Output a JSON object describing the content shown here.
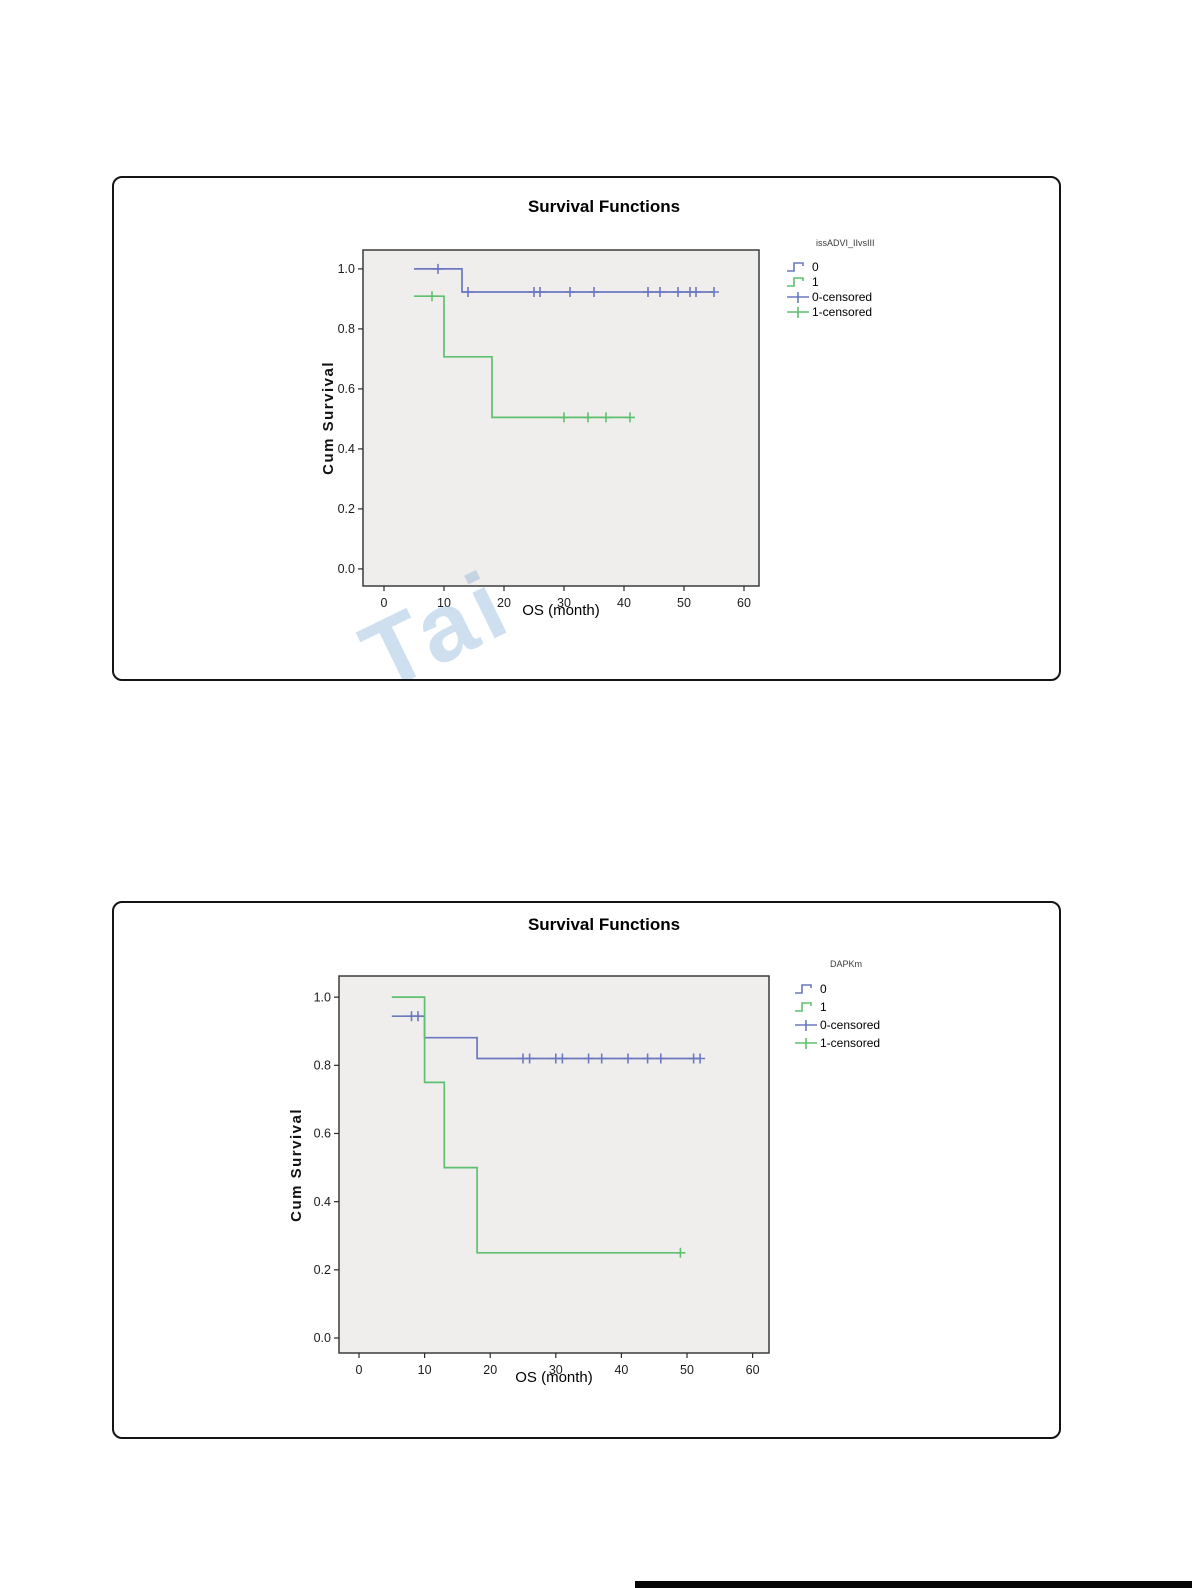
{
  "page": {
    "background": "#ffffff",
    "bottom_bar_color": "#060606"
  },
  "chart_data": [
    {
      "type": "line",
      "subtype": "kaplan-meier-step",
      "title": "Survival Functions",
      "xlabel": "OS (month)",
      "ylabel": "Cum Survival",
      "legend": {
        "title": "issADVI_IIvsIII",
        "position": "right",
        "items": [
          {
            "label": "0",
            "color": "#6b79c0",
            "glyph": "step"
          },
          {
            "label": "1",
            "color": "#5fc06f",
            "glyph": "step"
          },
          {
            "label": "0-censored",
            "color": "#6b79c0",
            "glyph": "censor"
          },
          {
            "label": "1-censored",
            "color": "#5fc06f",
            "glyph": "censor"
          }
        ]
      },
      "grid": false,
      "xlim": [
        -3.5,
        62.5
      ],
      "ylim": [
        -0.057,
        1.063
      ],
      "xticks": [
        0,
        10,
        20,
        30,
        40,
        50,
        60
      ],
      "yticks": [
        {
          "v": 0.0,
          "label": "0.0"
        },
        {
          "v": 0.2,
          "label": "0.2"
        },
        {
          "v": 0.4,
          "label": "0.4"
        },
        {
          "v": 0.6,
          "label": "0.6"
        },
        {
          "v": 0.8,
          "label": "0.8"
        },
        {
          "v": 1.0,
          "label": "1.0"
        }
      ],
      "colors": {
        "plot_bg": "#efeeec",
        "frame": "#3c3c3c"
      },
      "series": [
        {
          "name": "0",
          "color": "#6b79c0",
          "points": [
            [
              5,
              1.0
            ],
            [
              13,
              1.0
            ],
            [
              13,
              0.923
            ],
            [
              55,
              0.923
            ]
          ],
          "censored": [
            [
              9,
              1.0
            ],
            [
              14,
              0.923
            ],
            [
              25,
              0.923
            ],
            [
              26,
              0.923
            ],
            [
              31,
              0.923
            ],
            [
              35,
              0.923
            ],
            [
              44,
              0.923
            ],
            [
              46,
              0.923
            ],
            [
              49,
              0.923
            ],
            [
              51,
              0.923
            ],
            [
              52,
              0.923
            ],
            [
              55,
              0.923
            ]
          ]
        },
        {
          "name": "1",
          "color": "#5fc06f",
          "points": [
            [
              5,
              0.909
            ],
            [
              10,
              0.909
            ],
            [
              10,
              0.707
            ],
            [
              18,
              0.707
            ],
            [
              18,
              0.505
            ],
            [
              41,
              0.505
            ]
          ],
          "censored": [
            [
              8,
              0.909
            ],
            [
              30,
              0.505
            ],
            [
              34,
              0.505
            ],
            [
              37,
              0.505
            ],
            [
              41,
              0.505
            ]
          ]
        }
      ],
      "watermark": "Tai"
    },
    {
      "type": "line",
      "subtype": "kaplan-meier-step",
      "title": "Survival Functions",
      "xlabel": "OS (month)",
      "ylabel": "Cum Survival",
      "legend": {
        "title": "DAPKm",
        "position": "right",
        "items": [
          {
            "label": "0",
            "color": "#6b79c0",
            "glyph": "step"
          },
          {
            "label": "1",
            "color": "#5fc06f",
            "glyph": "step"
          },
          {
            "label": "0-censored",
            "color": "#6b79c0",
            "glyph": "censor"
          },
          {
            "label": "1-censored",
            "color": "#5fc06f",
            "glyph": "censor"
          }
        ]
      },
      "grid": false,
      "xlim": [
        -3.05,
        62.5
      ],
      "ylim": [
        -0.044,
        1.062
      ],
      "xticks": [
        0,
        10,
        20,
        30,
        40,
        50,
        60
      ],
      "yticks": [
        {
          "v": 0.0,
          "label": "0.0"
        },
        {
          "v": 0.2,
          "label": "0.2"
        },
        {
          "v": 0.4,
          "label": "0.4"
        },
        {
          "v": 0.6,
          "label": "0.6"
        },
        {
          "v": 0.8,
          "label": "0.8"
        },
        {
          "v": 1.0,
          "label": "1.0"
        }
      ],
      "colors": {
        "plot_bg": "#efeeec",
        "frame": "#3c3c3c"
      },
      "series": [
        {
          "name": "0",
          "color": "#6b79c0",
          "points": [
            [
              5,
              0.944
            ],
            [
              10,
              0.944
            ],
            [
              10,
              0.881
            ],
            [
              18,
              0.881
            ],
            [
              18,
              0.82
            ],
            [
              52,
              0.82
            ]
          ],
          "censored": [
            [
              8,
              0.944
            ],
            [
              9,
              0.944
            ],
            [
              25,
              0.82
            ],
            [
              26,
              0.82
            ],
            [
              30,
              0.82
            ],
            [
              31,
              0.82
            ],
            [
              35,
              0.82
            ],
            [
              37,
              0.82
            ],
            [
              41,
              0.82
            ],
            [
              44,
              0.82
            ],
            [
              46,
              0.82
            ],
            [
              51,
              0.82
            ],
            [
              52,
              0.82
            ]
          ]
        },
        {
          "name": "1",
          "color": "#5fc06f",
          "points": [
            [
              5,
              1.0
            ],
            [
              10,
              1.0
            ],
            [
              10,
              0.75
            ],
            [
              13,
              0.75
            ],
            [
              13,
              0.5
            ],
            [
              18,
              0.5
            ],
            [
              18,
              0.25
            ],
            [
              49,
              0.25
            ]
          ],
          "censored": [
            [
              49,
              0.25
            ]
          ]
        }
      ],
      "watermark": ""
    }
  ]
}
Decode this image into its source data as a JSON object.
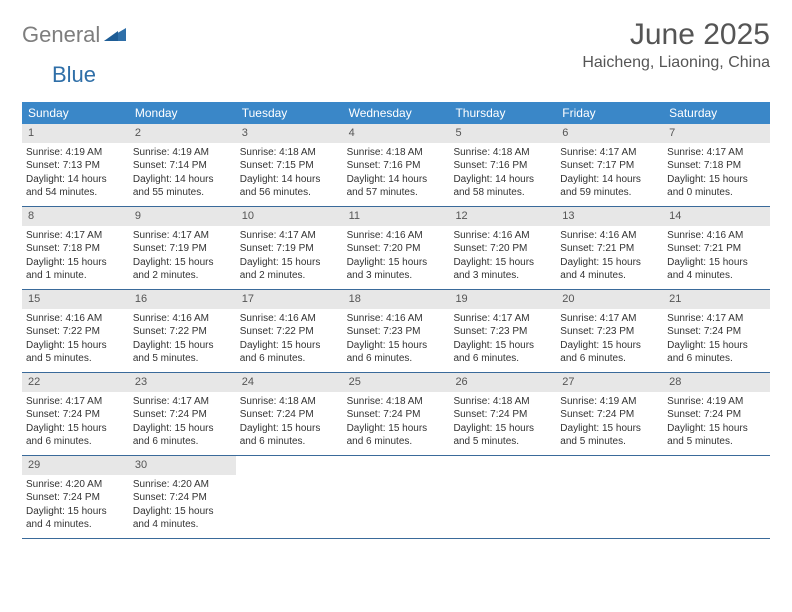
{
  "logo": {
    "gray": "General",
    "blue": "Blue"
  },
  "title": "June 2025",
  "location": "Haicheng, Liaoning, China",
  "colors": {
    "header_bg": "#3a87c8",
    "header_text": "#ffffff",
    "day_num_bg": "#e7e7e7",
    "week_border": "#3a6a9a",
    "logo_gray": "#7e7e7e",
    "logo_blue": "#2f6fa8"
  },
  "dayNames": [
    "Sunday",
    "Monday",
    "Tuesday",
    "Wednesday",
    "Thursday",
    "Friday",
    "Saturday"
  ],
  "weeks": [
    [
      {
        "n": "1",
        "sr": "4:19 AM",
        "ss": "7:13 PM",
        "dl": "14 hours and 54 minutes."
      },
      {
        "n": "2",
        "sr": "4:19 AM",
        "ss": "7:14 PM",
        "dl": "14 hours and 55 minutes."
      },
      {
        "n": "3",
        "sr": "4:18 AM",
        "ss": "7:15 PM",
        "dl": "14 hours and 56 minutes."
      },
      {
        "n": "4",
        "sr": "4:18 AM",
        "ss": "7:16 PM",
        "dl": "14 hours and 57 minutes."
      },
      {
        "n": "5",
        "sr": "4:18 AM",
        "ss": "7:16 PM",
        "dl": "14 hours and 58 minutes."
      },
      {
        "n": "6",
        "sr": "4:17 AM",
        "ss": "7:17 PM",
        "dl": "14 hours and 59 minutes."
      },
      {
        "n": "7",
        "sr": "4:17 AM",
        "ss": "7:18 PM",
        "dl": "15 hours and 0 minutes."
      }
    ],
    [
      {
        "n": "8",
        "sr": "4:17 AM",
        "ss": "7:18 PM",
        "dl": "15 hours and 1 minute."
      },
      {
        "n": "9",
        "sr": "4:17 AM",
        "ss": "7:19 PM",
        "dl": "15 hours and 2 minutes."
      },
      {
        "n": "10",
        "sr": "4:17 AM",
        "ss": "7:19 PM",
        "dl": "15 hours and 2 minutes."
      },
      {
        "n": "11",
        "sr": "4:16 AM",
        "ss": "7:20 PM",
        "dl": "15 hours and 3 minutes."
      },
      {
        "n": "12",
        "sr": "4:16 AM",
        "ss": "7:20 PM",
        "dl": "15 hours and 3 minutes."
      },
      {
        "n": "13",
        "sr": "4:16 AM",
        "ss": "7:21 PM",
        "dl": "15 hours and 4 minutes."
      },
      {
        "n": "14",
        "sr": "4:16 AM",
        "ss": "7:21 PM",
        "dl": "15 hours and 4 minutes."
      }
    ],
    [
      {
        "n": "15",
        "sr": "4:16 AM",
        "ss": "7:22 PM",
        "dl": "15 hours and 5 minutes."
      },
      {
        "n": "16",
        "sr": "4:16 AM",
        "ss": "7:22 PM",
        "dl": "15 hours and 5 minutes."
      },
      {
        "n": "17",
        "sr": "4:16 AM",
        "ss": "7:22 PM",
        "dl": "15 hours and 6 minutes."
      },
      {
        "n": "18",
        "sr": "4:16 AM",
        "ss": "7:23 PM",
        "dl": "15 hours and 6 minutes."
      },
      {
        "n": "19",
        "sr": "4:17 AM",
        "ss": "7:23 PM",
        "dl": "15 hours and 6 minutes."
      },
      {
        "n": "20",
        "sr": "4:17 AM",
        "ss": "7:23 PM",
        "dl": "15 hours and 6 minutes."
      },
      {
        "n": "21",
        "sr": "4:17 AM",
        "ss": "7:24 PM",
        "dl": "15 hours and 6 minutes."
      }
    ],
    [
      {
        "n": "22",
        "sr": "4:17 AM",
        "ss": "7:24 PM",
        "dl": "15 hours and 6 minutes."
      },
      {
        "n": "23",
        "sr": "4:17 AM",
        "ss": "7:24 PM",
        "dl": "15 hours and 6 minutes."
      },
      {
        "n": "24",
        "sr": "4:18 AM",
        "ss": "7:24 PM",
        "dl": "15 hours and 6 minutes."
      },
      {
        "n": "25",
        "sr": "4:18 AM",
        "ss": "7:24 PM",
        "dl": "15 hours and 6 minutes."
      },
      {
        "n": "26",
        "sr": "4:18 AM",
        "ss": "7:24 PM",
        "dl": "15 hours and 5 minutes."
      },
      {
        "n": "27",
        "sr": "4:19 AM",
        "ss": "7:24 PM",
        "dl": "15 hours and 5 minutes."
      },
      {
        "n": "28",
        "sr": "4:19 AM",
        "ss": "7:24 PM",
        "dl": "15 hours and 5 minutes."
      }
    ],
    [
      {
        "n": "29",
        "sr": "4:20 AM",
        "ss": "7:24 PM",
        "dl": "15 hours and 4 minutes."
      },
      {
        "n": "30",
        "sr": "4:20 AM",
        "ss": "7:24 PM",
        "dl": "15 hours and 4 minutes."
      },
      null,
      null,
      null,
      null,
      null
    ]
  ],
  "labels": {
    "sunrise": "Sunrise:",
    "sunset": "Sunset:",
    "daylight": "Daylight:"
  }
}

Given request >> From the entries above, copy each line holding "ffffff".

Result of this task >>
    "background": "#ffffff",
    "header_text": "#ffffff",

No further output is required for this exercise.